• Page excerpt:
▬▬▬▬▬▬

Background information
- Born: Nicholas Christian Hopkins 24 February 1944 Perivale, Middlesex, England, UK
- Died: 6 September 1994 (aged 50) Nashville, Tennessee, U.S.
- Genres: Rock and roll; boogie woogie; blues;
- Occupation: Musician
- Instruments: Piano; organ;
- Years active: 1960–1994
- Labels: CBS; Fontana;
- Formerly of: Screaming Lord Sutch and the Savages; Cliff Bennett and the Rebel Rousers; Cyril Davies All Stars; Jerry Garcia Band; the Kinks; the Rolling Stones; The Jeff Beck Group; Steve Miller Band; Quicksilver Messenger Service; Night;

= Nicky Hopkins =

English pianist and organist (1944–1994)

Nicholas Christian Hopkins (24 February 1944 – 6 September 1994) was an English pianist and organist. He performed on many British and American rock music recordings from the 1960s to the 1990s, including on songs recorded by the Beatles, the Rolling Stones, the Who, the Kinks, the Steve Miller Band, Jefferson Airplane, Rod Stewart, George Harrison, John Lennon, Paul McCartney, Ringo Starr, the Hollies, Cat Stevens, Carly Simon, Harry Nilsson, Joe Walsh, Peter Frampton, Jerry Garcia, Jeff Beck, Joe Cocker, Art Garfunkel, Badfinger, Quicksilver Messenger Service and Donovan. He is widely considered to be one of the greatest studio pianists in the history of popular rock music.

▬▬▬▬▬▬

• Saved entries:
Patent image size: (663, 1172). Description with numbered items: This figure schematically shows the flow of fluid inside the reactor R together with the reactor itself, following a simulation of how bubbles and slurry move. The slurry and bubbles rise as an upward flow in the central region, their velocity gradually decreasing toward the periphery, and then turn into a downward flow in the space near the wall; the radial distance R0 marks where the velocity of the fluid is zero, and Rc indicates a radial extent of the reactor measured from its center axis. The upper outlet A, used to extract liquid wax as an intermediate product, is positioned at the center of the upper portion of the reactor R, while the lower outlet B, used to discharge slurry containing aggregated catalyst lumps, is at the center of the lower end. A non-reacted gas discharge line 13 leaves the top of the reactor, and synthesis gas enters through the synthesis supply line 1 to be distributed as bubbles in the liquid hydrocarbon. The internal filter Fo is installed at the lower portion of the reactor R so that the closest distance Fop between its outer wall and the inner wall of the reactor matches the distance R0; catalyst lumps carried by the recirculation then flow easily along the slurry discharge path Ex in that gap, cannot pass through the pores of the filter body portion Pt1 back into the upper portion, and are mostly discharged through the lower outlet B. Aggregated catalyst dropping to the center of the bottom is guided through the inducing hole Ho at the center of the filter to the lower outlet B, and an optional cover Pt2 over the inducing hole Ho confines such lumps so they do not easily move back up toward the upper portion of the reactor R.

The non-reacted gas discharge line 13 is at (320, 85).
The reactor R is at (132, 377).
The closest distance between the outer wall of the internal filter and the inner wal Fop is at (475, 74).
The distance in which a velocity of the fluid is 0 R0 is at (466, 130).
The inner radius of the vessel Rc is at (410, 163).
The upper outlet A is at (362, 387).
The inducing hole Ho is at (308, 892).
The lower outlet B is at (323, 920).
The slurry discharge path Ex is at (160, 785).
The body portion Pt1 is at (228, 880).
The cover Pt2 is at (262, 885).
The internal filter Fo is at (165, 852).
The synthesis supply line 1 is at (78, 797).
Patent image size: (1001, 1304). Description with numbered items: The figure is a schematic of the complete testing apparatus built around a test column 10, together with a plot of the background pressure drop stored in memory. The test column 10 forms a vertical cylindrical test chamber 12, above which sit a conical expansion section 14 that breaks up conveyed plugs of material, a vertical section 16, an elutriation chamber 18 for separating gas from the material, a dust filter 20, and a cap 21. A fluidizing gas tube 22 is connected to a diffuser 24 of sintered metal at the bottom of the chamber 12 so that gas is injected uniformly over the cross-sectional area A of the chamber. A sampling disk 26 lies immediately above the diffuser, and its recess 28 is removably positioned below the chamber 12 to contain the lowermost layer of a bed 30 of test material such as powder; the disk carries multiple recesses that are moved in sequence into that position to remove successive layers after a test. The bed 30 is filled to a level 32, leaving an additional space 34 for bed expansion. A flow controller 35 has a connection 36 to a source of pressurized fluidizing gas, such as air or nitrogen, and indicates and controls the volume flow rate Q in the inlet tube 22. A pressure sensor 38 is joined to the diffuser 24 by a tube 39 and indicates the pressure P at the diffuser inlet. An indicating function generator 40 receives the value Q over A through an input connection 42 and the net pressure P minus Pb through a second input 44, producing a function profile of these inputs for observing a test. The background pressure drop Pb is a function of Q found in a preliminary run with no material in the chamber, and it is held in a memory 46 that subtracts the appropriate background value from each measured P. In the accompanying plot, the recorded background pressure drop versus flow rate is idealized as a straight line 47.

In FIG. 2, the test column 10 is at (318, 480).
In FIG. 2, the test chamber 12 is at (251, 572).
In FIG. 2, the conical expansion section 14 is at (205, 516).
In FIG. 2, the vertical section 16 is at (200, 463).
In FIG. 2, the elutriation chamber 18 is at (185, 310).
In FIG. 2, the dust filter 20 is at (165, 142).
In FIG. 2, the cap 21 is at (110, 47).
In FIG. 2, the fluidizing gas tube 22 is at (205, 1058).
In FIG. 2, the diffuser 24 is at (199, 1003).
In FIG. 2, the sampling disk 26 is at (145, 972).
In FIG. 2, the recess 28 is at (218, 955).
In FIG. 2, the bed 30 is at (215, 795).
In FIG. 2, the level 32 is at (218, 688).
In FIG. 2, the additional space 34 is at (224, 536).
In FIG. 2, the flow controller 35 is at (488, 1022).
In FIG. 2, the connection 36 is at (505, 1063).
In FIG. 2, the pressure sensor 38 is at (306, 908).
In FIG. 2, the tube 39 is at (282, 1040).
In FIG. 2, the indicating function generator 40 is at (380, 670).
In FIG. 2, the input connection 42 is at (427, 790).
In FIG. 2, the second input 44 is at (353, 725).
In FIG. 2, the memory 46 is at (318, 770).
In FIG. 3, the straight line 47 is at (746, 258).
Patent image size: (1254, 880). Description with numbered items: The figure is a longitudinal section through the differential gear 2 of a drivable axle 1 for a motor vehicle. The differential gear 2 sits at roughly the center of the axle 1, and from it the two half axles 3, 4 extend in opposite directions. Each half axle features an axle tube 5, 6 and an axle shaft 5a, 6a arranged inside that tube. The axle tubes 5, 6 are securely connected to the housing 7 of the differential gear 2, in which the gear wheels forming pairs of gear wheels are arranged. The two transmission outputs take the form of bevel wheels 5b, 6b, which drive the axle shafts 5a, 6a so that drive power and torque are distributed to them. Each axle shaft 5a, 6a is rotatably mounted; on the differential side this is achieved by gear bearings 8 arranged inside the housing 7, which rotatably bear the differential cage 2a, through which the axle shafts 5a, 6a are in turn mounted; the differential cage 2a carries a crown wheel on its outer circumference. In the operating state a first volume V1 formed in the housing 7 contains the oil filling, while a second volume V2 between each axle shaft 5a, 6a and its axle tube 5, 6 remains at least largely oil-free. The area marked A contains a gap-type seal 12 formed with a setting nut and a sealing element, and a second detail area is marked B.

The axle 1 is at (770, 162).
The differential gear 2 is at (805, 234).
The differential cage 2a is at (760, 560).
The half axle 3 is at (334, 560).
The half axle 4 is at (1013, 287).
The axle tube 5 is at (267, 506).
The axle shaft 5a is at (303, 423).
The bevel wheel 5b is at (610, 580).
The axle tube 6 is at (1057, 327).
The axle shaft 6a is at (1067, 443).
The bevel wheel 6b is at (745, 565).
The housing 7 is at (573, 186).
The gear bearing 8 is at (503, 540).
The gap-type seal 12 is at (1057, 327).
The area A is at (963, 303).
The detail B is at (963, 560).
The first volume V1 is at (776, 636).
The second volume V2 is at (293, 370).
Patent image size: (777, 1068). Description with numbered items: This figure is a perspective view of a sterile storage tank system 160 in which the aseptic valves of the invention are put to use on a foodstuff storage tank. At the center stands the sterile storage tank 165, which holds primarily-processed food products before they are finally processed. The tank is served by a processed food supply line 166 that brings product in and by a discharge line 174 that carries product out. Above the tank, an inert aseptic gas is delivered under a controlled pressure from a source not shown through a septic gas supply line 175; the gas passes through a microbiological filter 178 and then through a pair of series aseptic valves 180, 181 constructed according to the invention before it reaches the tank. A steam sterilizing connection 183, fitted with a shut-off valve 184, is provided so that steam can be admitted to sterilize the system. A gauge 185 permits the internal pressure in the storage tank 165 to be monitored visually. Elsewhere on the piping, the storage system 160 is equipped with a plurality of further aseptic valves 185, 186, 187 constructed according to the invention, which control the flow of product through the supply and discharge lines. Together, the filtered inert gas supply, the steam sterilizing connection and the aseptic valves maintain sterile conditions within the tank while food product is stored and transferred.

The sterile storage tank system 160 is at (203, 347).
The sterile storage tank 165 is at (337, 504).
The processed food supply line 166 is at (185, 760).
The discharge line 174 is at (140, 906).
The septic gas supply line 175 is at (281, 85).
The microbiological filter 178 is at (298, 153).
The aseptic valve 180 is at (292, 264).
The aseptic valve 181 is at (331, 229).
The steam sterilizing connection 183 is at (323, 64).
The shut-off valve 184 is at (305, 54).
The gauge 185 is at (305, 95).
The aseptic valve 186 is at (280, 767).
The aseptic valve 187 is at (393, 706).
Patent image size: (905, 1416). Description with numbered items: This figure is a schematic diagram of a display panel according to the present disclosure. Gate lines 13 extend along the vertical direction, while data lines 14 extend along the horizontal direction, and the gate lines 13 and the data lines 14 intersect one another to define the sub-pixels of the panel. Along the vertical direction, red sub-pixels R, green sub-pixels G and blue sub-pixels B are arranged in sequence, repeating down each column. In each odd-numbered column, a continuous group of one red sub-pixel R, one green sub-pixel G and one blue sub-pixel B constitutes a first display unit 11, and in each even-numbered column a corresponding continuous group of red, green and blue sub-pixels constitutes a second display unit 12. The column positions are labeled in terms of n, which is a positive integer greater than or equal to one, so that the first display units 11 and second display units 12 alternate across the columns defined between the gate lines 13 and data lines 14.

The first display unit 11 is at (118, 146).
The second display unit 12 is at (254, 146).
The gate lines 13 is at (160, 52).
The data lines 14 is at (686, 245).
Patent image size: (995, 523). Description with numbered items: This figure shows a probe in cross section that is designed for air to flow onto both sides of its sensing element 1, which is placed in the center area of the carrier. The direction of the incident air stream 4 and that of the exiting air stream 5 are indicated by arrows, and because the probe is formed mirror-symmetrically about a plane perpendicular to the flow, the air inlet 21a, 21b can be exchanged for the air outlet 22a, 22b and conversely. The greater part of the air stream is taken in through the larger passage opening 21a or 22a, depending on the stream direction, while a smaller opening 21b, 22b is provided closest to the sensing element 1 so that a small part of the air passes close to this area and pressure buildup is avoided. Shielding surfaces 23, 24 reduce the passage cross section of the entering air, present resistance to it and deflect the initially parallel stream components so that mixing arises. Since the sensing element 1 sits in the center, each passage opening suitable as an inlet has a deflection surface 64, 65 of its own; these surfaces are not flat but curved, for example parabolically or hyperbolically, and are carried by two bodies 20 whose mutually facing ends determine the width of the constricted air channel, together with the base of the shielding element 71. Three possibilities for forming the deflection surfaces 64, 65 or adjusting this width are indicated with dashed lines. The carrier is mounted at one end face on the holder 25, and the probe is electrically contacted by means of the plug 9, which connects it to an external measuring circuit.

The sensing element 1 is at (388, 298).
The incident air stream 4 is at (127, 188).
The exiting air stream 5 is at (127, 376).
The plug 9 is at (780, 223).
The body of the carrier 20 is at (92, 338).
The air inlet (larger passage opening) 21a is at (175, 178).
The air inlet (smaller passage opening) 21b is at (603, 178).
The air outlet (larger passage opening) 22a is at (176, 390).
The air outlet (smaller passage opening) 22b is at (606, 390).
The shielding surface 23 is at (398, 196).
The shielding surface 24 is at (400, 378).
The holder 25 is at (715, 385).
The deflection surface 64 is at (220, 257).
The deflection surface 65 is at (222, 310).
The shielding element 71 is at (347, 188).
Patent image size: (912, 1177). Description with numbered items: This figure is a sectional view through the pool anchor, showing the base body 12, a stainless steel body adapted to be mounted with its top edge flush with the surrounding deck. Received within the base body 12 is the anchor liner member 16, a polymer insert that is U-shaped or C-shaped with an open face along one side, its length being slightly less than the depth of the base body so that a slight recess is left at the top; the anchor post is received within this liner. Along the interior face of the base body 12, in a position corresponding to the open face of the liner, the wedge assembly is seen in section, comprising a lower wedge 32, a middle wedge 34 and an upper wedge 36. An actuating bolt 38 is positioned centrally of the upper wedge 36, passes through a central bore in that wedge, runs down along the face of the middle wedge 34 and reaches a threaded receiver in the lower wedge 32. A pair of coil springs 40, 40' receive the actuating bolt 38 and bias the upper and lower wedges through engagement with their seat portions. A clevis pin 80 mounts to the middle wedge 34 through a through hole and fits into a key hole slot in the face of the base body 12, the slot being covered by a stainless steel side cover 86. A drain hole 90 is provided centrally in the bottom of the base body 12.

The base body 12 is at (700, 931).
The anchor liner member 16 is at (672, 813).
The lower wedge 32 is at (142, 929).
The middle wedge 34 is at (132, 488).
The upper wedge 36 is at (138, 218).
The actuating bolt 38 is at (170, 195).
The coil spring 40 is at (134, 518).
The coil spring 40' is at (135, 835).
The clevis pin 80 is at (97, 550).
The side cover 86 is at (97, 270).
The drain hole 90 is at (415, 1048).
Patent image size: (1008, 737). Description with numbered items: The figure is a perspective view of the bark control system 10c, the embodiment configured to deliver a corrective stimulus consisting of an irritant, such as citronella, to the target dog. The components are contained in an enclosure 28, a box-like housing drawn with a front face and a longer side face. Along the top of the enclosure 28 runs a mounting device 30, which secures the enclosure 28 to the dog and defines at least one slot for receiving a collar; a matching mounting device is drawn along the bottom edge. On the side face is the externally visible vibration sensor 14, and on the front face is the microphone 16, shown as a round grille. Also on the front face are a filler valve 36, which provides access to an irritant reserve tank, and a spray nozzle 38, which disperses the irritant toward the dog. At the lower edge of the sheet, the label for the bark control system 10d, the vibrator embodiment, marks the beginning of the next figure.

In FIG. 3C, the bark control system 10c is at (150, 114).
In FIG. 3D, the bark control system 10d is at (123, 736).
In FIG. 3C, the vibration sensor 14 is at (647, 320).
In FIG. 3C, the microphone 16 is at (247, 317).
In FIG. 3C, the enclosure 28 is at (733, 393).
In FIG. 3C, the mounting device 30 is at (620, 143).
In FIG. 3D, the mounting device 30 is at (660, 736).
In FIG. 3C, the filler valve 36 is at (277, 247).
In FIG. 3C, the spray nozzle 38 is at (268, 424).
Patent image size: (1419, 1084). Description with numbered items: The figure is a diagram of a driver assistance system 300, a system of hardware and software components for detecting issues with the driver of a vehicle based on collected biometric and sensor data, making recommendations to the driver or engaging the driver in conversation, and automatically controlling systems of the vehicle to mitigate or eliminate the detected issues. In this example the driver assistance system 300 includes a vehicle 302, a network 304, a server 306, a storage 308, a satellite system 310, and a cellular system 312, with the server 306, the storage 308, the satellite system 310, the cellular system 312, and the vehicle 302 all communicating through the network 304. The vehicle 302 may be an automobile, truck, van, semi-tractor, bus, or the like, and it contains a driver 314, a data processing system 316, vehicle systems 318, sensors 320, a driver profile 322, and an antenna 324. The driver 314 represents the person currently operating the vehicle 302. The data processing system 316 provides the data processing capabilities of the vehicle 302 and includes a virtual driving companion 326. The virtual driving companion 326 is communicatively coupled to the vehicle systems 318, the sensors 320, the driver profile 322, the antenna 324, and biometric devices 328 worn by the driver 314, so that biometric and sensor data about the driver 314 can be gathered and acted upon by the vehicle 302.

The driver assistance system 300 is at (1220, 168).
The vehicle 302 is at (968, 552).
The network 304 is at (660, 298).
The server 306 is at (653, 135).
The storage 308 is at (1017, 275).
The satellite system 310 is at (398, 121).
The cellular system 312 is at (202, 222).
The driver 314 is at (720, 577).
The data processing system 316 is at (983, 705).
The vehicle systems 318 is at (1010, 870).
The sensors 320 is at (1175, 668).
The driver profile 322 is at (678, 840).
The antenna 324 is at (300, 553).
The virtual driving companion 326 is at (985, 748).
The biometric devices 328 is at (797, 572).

▬▬▬▬▬▬

• Work instruction 1: Where did Nicky Hopkins die, according to the excerpt about him?
• Work instruction 2: List every genre given for Nicky Hopkins in the background information of the excerpt about him.
• Work instruction 3: Carry on the Nicky Hopkins biography from where it stops.

• Written reply 1: Nashville, Tennessee, U.S.

• Written reply 2: Rock and roll, boogie woogie, blues

• Written reply 3:
In 2025, Hopkins was inducted into the Rock and Roll Hall of Fame in the Musical Excellence Award category and he was inducted into the Musicians Hall of Fame and Museum in 2026.

==Early life==
Nicholas Christian Hopkins was born in Perivale, Middlesex, England, on 24 February 1944. He began playing the piano at the age of three. He attended Sudbury Primary School in Perrin Road and Wembley County Grammar School, which now forms part of Alperton Community School, and was initially tutored by a local piano teacher; in his teens he won a scholarship to the Royal Academy of Music in London. He suffered from Crohn's disease for most of his life.

His poor health and repeated surgery later made it difficult for him to tour, and he worked mainly as a session musician for most of his career. Hopkins's studies were interrupted in 1960 when he left school at 16 to become the pianist with Screaming Lord Sutch's Savages until, two years later, he and fellow Savages Bernie Watson, Rick Brown (aka Ricky Fenson) and Carlo Little joined the renowned blues harmonica player Cyril Davies, who had just left Blues Incorporated, and became the Cyril Davies (R&B) All-Stars. Hopkins played piano on their first single, Davies's much-admired theme tune "Country Line Special".

Hopkins was forced to leave the All Stars in May 1963 for a series of operations that almost cost him his life and he was bed-ridden for 19 months in his late teenage years. During his convalescence, Davies died of leukemia and the All Stars disbanded. Hopkins's frail health led him to concentrate on working as a session musician instead of joining bands, although he left his mark performing with a wide variety of famous bands. He quickly became one of London's most in-demand session pianists and performed on many hit recordings from this period.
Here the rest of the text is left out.